Exercise directions
Pick out every line with the word "label" and copy it.

Dataset entries

+-------+

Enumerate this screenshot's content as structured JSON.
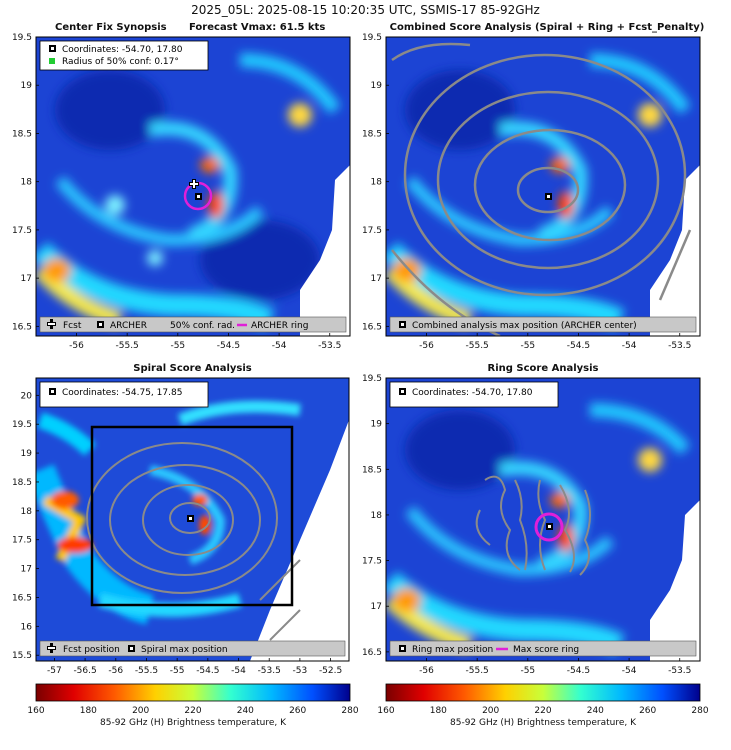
{
  "title": "2025_05L: 2025-08-15 10:20:35 UTC, SSMIS-17 85-92GHz",
  "colormap": [
    "#7a0000",
    "#e00000",
    "#ff5a00",
    "#ffd000",
    "#c8ff3a",
    "#33ffd0",
    "#00b8ff",
    "#0050ff",
    "#00008c"
  ],
  "panels": {
    "p1": {
      "title_left": "Center Fix Synopsis",
      "title_right": "Forecast Vmax: 61.5 kts",
      "info": [
        "Coordinates: -54.70, 17.80",
        "Radius of 50% conf: 0.17°"
      ],
      "legend": [
        "Fcst",
        "ARCHER",
        "50% conf. rad.",
        "ARCHER ring"
      ],
      "xticks": [
        "-56",
        "-55.5",
        "-55",
        "-54.5",
        "-54",
        "-53.5"
      ],
      "yticks": [
        "19.5",
        "19",
        "18.5",
        "18",
        "17.5",
        "17",
        "16.5"
      ]
    },
    "p2": {
      "title": "Combined Score Analysis (Spiral + Ring + Fcst_Penalty)",
      "legend": [
        "Combined analysis max position (ARCHER center)"
      ],
      "xticks": [
        "-56",
        "-55.5",
        "-55",
        "-54.5",
        "-54",
        "-53.5"
      ],
      "yticks": [
        "19.5",
        "19",
        "18.5",
        "18",
        "17.5",
        "17",
        "16.5"
      ]
    },
    "p3": {
      "title": "Spiral Score Analysis",
      "info": [
        "Coordinates: -54.75, 17.85"
      ],
      "legend": [
        "Fcst position",
        "Spiral max position"
      ],
      "xticks": [
        "-57",
        "-56.5",
        "-56",
        "-55.5",
        "-55",
        "-54.5",
        "-54",
        "-53.5",
        "-53",
        "-52.5"
      ],
      "yticks": [
        "20",
        "19.5",
        "19",
        "18.5",
        "18",
        "17.5",
        "17",
        "16.5",
        "16",
        "15.5"
      ]
    },
    "p4": {
      "title": "Ring Score Analysis",
      "info": [
        "Coordinates: -54.70, 17.80"
      ],
      "legend": [
        "Ring max position",
        "Max score ring"
      ],
      "xticks": [
        "-56",
        "-55.5",
        "-55",
        "-54.5",
        "-54",
        "-53.5"
      ],
      "yticks": [
        "19.5",
        "19",
        "18.5",
        "18",
        "17.5",
        "17",
        "16.5"
      ]
    }
  },
  "colorbar": {
    "ticks": [
      "160",
      "180",
      "200",
      "220",
      "240",
      "260",
      "280"
    ],
    "label": "85-92 GHz (H) Brightness temperature, K"
  },
  "chart_data": [
    {
      "type": "heatmap",
      "title": "Center Fix Synopsis",
      "subtitle": "Forecast Vmax: 61.5 kts",
      "xlim": [
        -56.4,
        -53.3
      ],
      "ylim": [
        16.4,
        19.5
      ],
      "archer_center": [
        -54.7,
        17.8
      ],
      "fcst_position": [
        -54.75,
        17.87
      ],
      "conf_radius_50pct_deg": 0.17,
      "units": "K"
    },
    {
      "type": "heatmap",
      "title": "Combined Score Analysis (Spiral + Ring + Fcst_Penalty)",
      "xlim": [
        -56.4,
        -53.3
      ],
      "ylim": [
        16.4,
        19.5
      ],
      "max_position": [
        -54.7,
        17.8
      ]
    },
    {
      "type": "heatmap",
      "title": "Spiral Score Analysis",
      "xlim": [
        -57.3,
        -52.2
      ],
      "ylim": [
        15.4,
        20.3
      ],
      "max_position": [
        -54.75,
        17.85
      ],
      "fcst_position": [
        -54.75,
        17.87
      ],
      "search_box": [
        [
          -56.5,
          16.3
        ],
        [
          -53.1,
          19.5
        ]
      ]
    },
    {
      "type": "heatmap",
      "title": "Ring Score Analysis",
      "xlim": [
        -56.4,
        -53.3
      ],
      "ylim": [
        16.4,
        19.5
      ],
      "max_position": [
        -54.7,
        17.8
      ]
    },
    {
      "type": "colorbar",
      "label": "85-92 GHz (H) Brightness temperature, K",
      "range": [
        160,
        280
      ],
      "ticks": [
        160,
        180,
        200,
        220,
        240,
        260,
        280
      ]
    }
  ]
}
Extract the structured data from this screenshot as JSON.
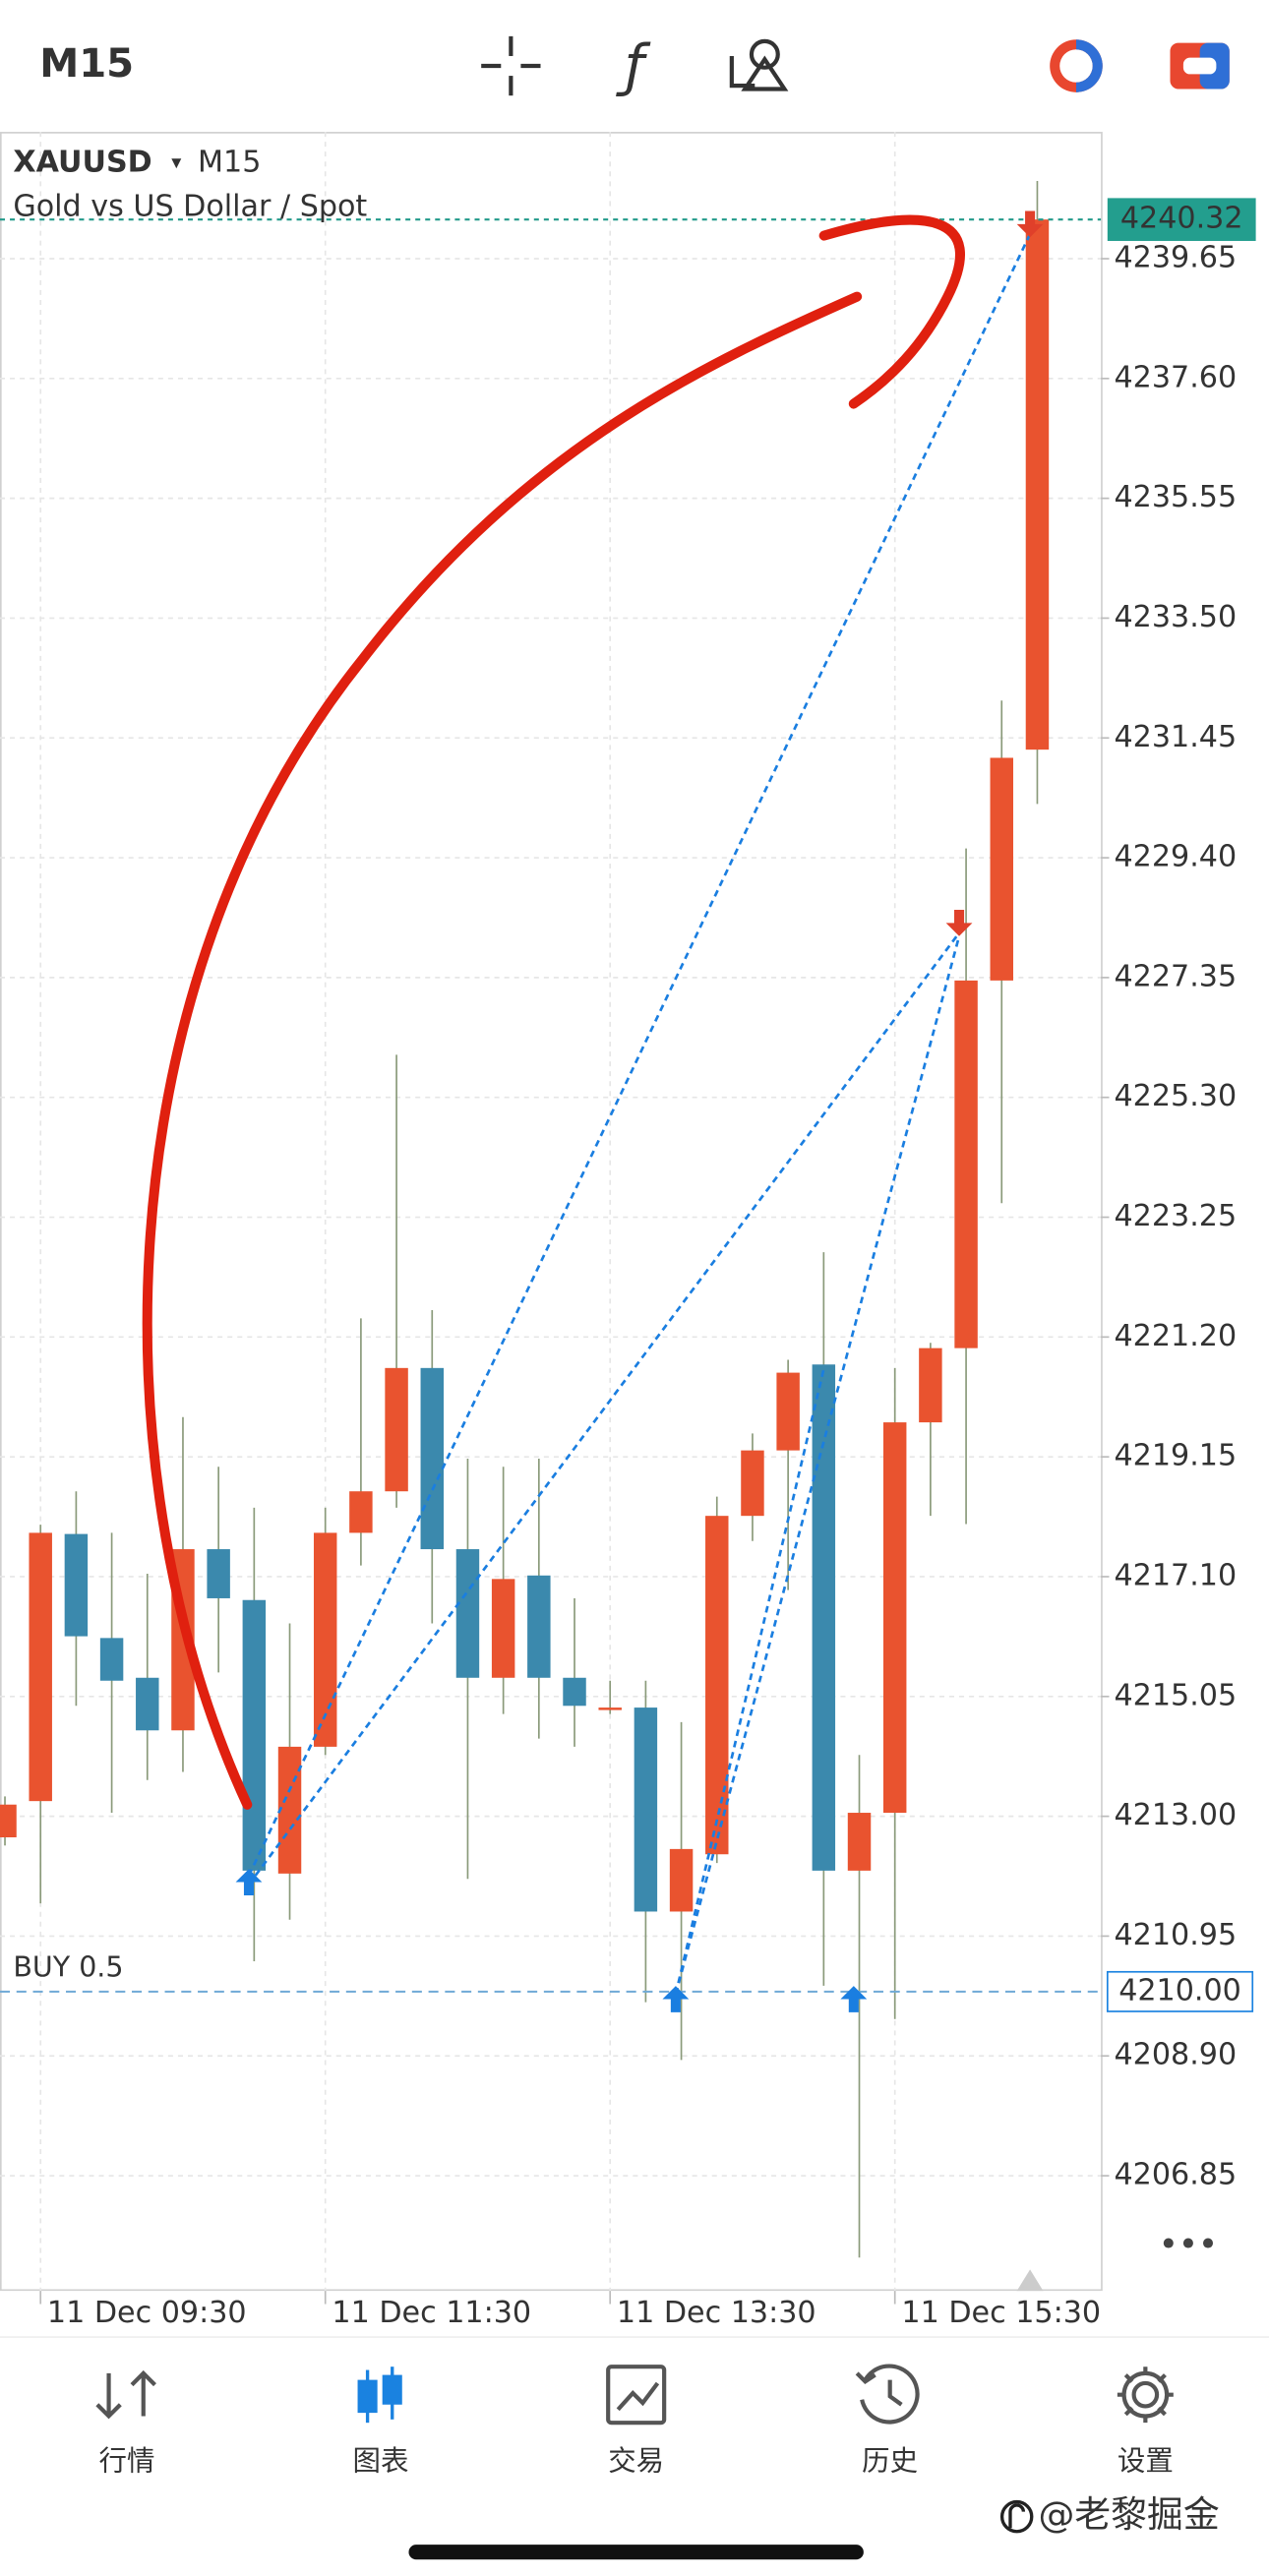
{
  "toolbar": {
    "timeframe": "M15"
  },
  "chart_data": {
    "type": "candlestick",
    "symbol": "XAUUSD",
    "timeframe": "M15",
    "description": "Gold vs US Dollar / Spot",
    "categories": [
      null,
      "11 Dec 09:30",
      null,
      null,
      null,
      null,
      null,
      null,
      null,
      "11 Dec 11:30",
      null,
      null,
      null,
      null,
      null,
      null,
      null,
      "11 Dec 13:30",
      null,
      null,
      null,
      null,
      null,
      null,
      null,
      "11 Dec 15:30",
      null,
      null,
      null,
      null
    ],
    "open": [
      4212.64,
      4213.26,
      4217.83,
      4216.05,
      4215.37,
      4214.47,
      4217.57,
      4216.7,
      4212.02,
      4214.19,
      4217.85,
      4218.56,
      4220.67,
      4217.57,
      4215.37,
      4217.12,
      4215.37,
      4214.84,
      4214.86,
      4211.37,
      4212.35,
      4218.14,
      4219.26,
      4220.73,
      4212.07,
      4213.06,
      4219.74,
      4221.01,
      4227.3,
      4231.25
    ],
    "high": [
      4213.34,
      4217.99,
      4218.56,
      4217.85,
      4217.15,
      4219.83,
      4218.98,
      4218.28,
      4216.3,
      4218.28,
      4221.52,
      4226.03,
      4221.66,
      4219.12,
      4218.98,
      4219.12,
      4216.73,
      4215.32,
      4215.32,
      4214.61,
      4218.47,
      4219.55,
      4220.81,
      4222.65,
      4214.05,
      4220.67,
      4221.1,
      4229.56,
      4232.09,
      4240.98
    ],
    "low": [
      4212.5,
      4211.51,
      4214.89,
      4213.06,
      4213.62,
      4213.76,
      4215.46,
      4210.52,
      4211.23,
      4214.05,
      4217.29,
      4218.28,
      4216.3,
      4211.93,
      4214.75,
      4214.33,
      4214.19,
      4214.75,
      4209.82,
      4208.83,
      4212.2,
      4217.71,
      4216.87,
      4210.1,
      4205.45,
      4209.53,
      4218.14,
      4218.0,
      4223.49,
      4230.32
    ],
    "close": [
      4213.2,
      4217.85,
      4216.08,
      4215.32,
      4214.47,
      4217.57,
      4216.73,
      4212.07,
      4214.19,
      4217.85,
      4218.56,
      4220.67,
      4217.57,
      4215.37,
      4217.06,
      4215.37,
      4214.89,
      4214.86,
      4211.37,
      4212.44,
      4218.14,
      4219.26,
      4220.59,
      4212.07,
      4213.06,
      4219.74,
      4221.01,
      4227.3,
      4231.11,
      4240.32
    ],
    "up_color": "#e9532f",
    "down_color": "#3b89ad",
    "ylim": [
      4204.88,
      4241.82
    ],
    "yticks": [
      4239.65,
      {
        "value": 4237.6,
        "label": "4237.60"
      },
      4235.55,
      {
        "value": 4233.5,
        "label": "4233.50"
      },
      4231.45,
      {
        "value": 4229.4,
        "label": "4229.40"
      },
      4227.35,
      {
        "value": 4225.3,
        "label": "4225.30"
      },
      4223.25,
      {
        "value": 4221.2,
        "label": "4221.20"
      },
      4219.15,
      {
        "value": 4217.1,
        "label": "4217.10"
      },
      4215.05,
      {
        "value": 4213,
        "label": "4213.00"
      },
      4210.95,
      {
        "value": 4208.9,
        "label": "4208.90"
      },
      4206.85
    ],
    "grid": true,
    "bid": 4240.32,
    "position": {
      "label": "BUY 0.5",
      "price": {
        "value": 4210,
        "label": "4210.00"
      }
    }
  },
  "nav": [
    "行情",
    "图表",
    "交易",
    "历史",
    "设置"
  ],
  "active_nav": 1,
  "watermark": "@老黎掘金"
}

+-------+

Written solution
    "label": "85-92 GHz (H) Brightness temperature, K"
      "label": "85-92 GHz (H) Brightness temperature, K",
        "label": "4237.60"
        "label": "4233.50"
        "label": "4229.40"
        "label": "4225.30"
        "label": "4221.20"
        "label": "4217.10"
        "label": "4213.00"
        "label": "4208.90"
      "label": "BUY 0.5",
        "label": "4210.00"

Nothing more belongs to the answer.